- _GIVEN DATA_

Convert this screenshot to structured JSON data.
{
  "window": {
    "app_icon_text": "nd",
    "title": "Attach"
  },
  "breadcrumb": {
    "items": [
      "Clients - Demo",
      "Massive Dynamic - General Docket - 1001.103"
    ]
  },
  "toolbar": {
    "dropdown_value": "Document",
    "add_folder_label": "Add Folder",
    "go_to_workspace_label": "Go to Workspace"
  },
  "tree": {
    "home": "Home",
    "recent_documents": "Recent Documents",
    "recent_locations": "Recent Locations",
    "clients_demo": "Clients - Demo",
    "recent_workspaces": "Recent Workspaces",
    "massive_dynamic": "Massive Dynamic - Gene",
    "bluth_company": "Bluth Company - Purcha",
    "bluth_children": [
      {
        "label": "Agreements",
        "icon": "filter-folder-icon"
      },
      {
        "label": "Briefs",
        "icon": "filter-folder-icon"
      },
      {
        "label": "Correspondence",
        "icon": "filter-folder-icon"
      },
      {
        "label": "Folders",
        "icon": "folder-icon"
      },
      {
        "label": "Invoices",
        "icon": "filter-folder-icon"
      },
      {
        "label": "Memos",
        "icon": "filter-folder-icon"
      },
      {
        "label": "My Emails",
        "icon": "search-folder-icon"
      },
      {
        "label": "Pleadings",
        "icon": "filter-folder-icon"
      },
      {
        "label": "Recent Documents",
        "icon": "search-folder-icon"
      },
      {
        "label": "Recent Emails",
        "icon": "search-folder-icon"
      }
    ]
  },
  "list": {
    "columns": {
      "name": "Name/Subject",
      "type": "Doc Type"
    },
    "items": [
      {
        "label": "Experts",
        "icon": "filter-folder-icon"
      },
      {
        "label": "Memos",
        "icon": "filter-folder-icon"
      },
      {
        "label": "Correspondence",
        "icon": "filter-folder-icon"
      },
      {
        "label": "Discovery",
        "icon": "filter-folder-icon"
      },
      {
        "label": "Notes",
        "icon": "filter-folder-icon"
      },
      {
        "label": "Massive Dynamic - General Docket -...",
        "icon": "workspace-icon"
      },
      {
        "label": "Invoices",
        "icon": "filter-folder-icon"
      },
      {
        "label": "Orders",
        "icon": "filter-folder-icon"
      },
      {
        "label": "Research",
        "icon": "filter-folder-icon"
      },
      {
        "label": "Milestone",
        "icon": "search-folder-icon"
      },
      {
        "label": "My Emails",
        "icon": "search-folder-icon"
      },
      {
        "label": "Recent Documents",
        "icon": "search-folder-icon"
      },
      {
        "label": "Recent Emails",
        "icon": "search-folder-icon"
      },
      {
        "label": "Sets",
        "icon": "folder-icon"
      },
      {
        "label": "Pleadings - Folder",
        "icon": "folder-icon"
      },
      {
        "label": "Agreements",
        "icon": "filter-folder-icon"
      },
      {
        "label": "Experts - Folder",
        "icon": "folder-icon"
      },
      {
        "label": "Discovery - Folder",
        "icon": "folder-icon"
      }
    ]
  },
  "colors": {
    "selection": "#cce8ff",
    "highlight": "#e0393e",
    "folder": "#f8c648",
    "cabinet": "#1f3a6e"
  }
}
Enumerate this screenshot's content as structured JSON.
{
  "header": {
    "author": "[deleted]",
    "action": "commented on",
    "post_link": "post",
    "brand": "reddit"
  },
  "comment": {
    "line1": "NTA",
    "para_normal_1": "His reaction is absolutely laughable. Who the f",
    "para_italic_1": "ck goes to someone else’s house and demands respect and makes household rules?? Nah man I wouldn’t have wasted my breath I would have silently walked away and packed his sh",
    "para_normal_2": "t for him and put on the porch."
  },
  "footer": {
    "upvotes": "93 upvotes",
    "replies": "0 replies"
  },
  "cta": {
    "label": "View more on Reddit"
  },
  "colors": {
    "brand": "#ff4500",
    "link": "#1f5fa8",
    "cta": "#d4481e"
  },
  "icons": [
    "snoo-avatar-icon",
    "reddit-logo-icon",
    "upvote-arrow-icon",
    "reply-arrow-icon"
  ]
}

- _THE PROBLEM_
Extract, from the material above, each line holding the word "structured".

- _RESULT OF THE TASK_
Convert this screenshot to structured JSON data.
Enumerate this screenshot's content as structured JSON.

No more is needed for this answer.